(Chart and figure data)

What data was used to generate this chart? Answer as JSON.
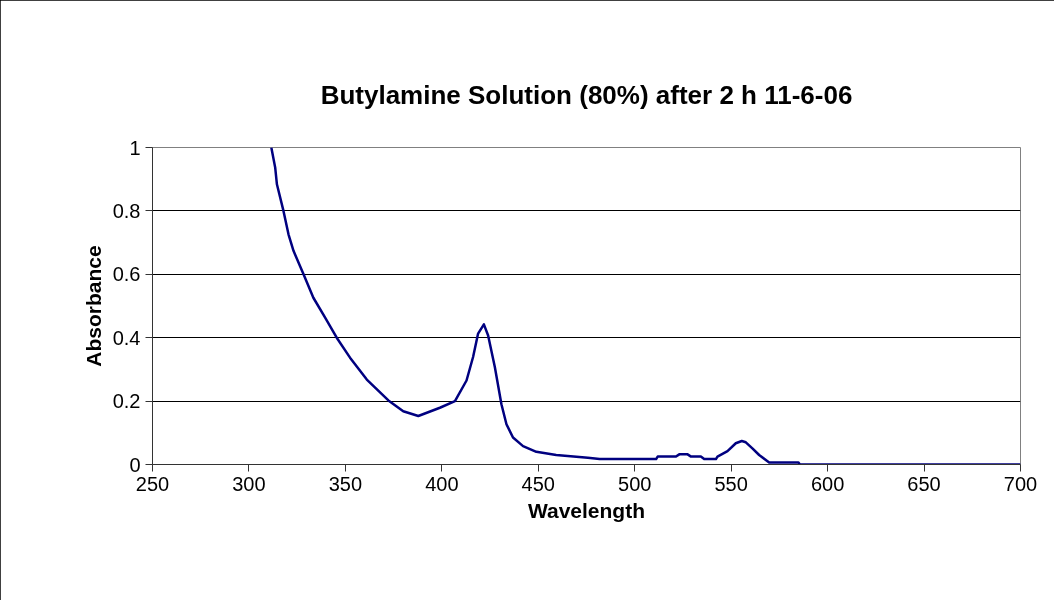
{
  "chart_data": {
    "type": "line",
    "title": "Butylamine Solution (80%) after 2 h 11-6-06",
    "xlabel": "Wavelength",
    "ylabel": "Absorbance",
    "xlim": [
      250,
      700
    ],
    "xticks": [
      250,
      300,
      350,
      400,
      450,
      500,
      550,
      600,
      650,
      700
    ],
    "ylim": [
      0,
      1
    ],
    "yticks": [
      0,
      0.2,
      0.4,
      0.6,
      0.8,
      1
    ],
    "grid": "y",
    "marker": "none",
    "line_style": "solid",
    "series": [
      {
        "color": "#000080",
        "x": [
          311.6,
          313.6,
          314.5,
          317.9,
          320.5,
          323.1,
          328.3,
          333.4,
          339.5,
          345.5,
          352.4,
          361.1,
          372.3,
          380,
          387.8,
          399,
          406.8,
          412.8,
          416.2,
          418.8,
          421.8,
          424,
          427.5,
          430.9,
          433.5,
          436.9,
          442.1,
          449,
          459.3,
          475.7,
          481.8,
          511.1,
          511.9,
          521.4,
          523.1,
          527.4,
          529.2,
          534.3,
          536,
          542.1,
          542.9,
          548.1,
          552.4,
          555.5,
          557.6,
          561,
          564.5,
          569.7,
          584.9,
          585.6,
          700
        ],
        "values": [
          1.0,
          0.937,
          0.884,
          0.8,
          0.726,
          0.674,
          0.6,
          0.526,
          0.463,
          0.4,
          0.337,
          0.268,
          0.202,
          0.168,
          0.153,
          0.179,
          0.2,
          0.265,
          0.339,
          0.413,
          0.442,
          0.407,
          0.307,
          0.19,
          0.127,
          0.085,
          0.058,
          0.04,
          0.03,
          0.021,
          0.017,
          0.017,
          0.025,
          0.025,
          0.032,
          0.032,
          0.025,
          0.025,
          0.017,
          0.017,
          0.025,
          0.042,
          0.067,
          0.074,
          0.07,
          0.051,
          0.03,
          0.006,
          0.006,
          0,
          0
        ]
      }
    ]
  }
}
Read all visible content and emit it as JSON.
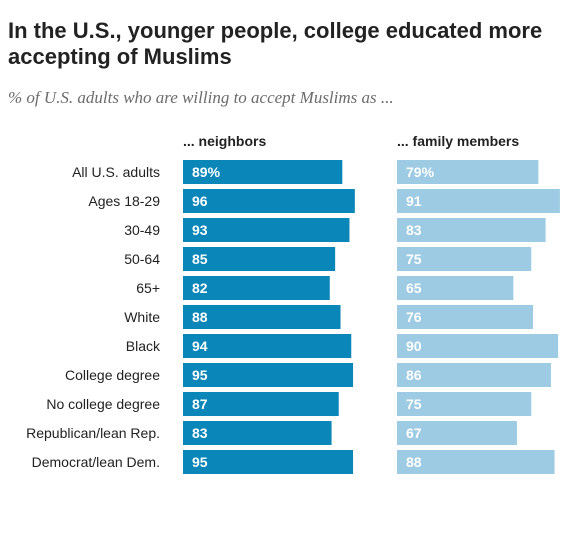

• [INSTRUCTIONS FOR THE TASK]
Read through the lines above and collect those that contain the string "JSON".

• [TASK RESPONSE]
What data was used to generate this chart? Answer as JSON.
Read all visible content and emit it as JSON.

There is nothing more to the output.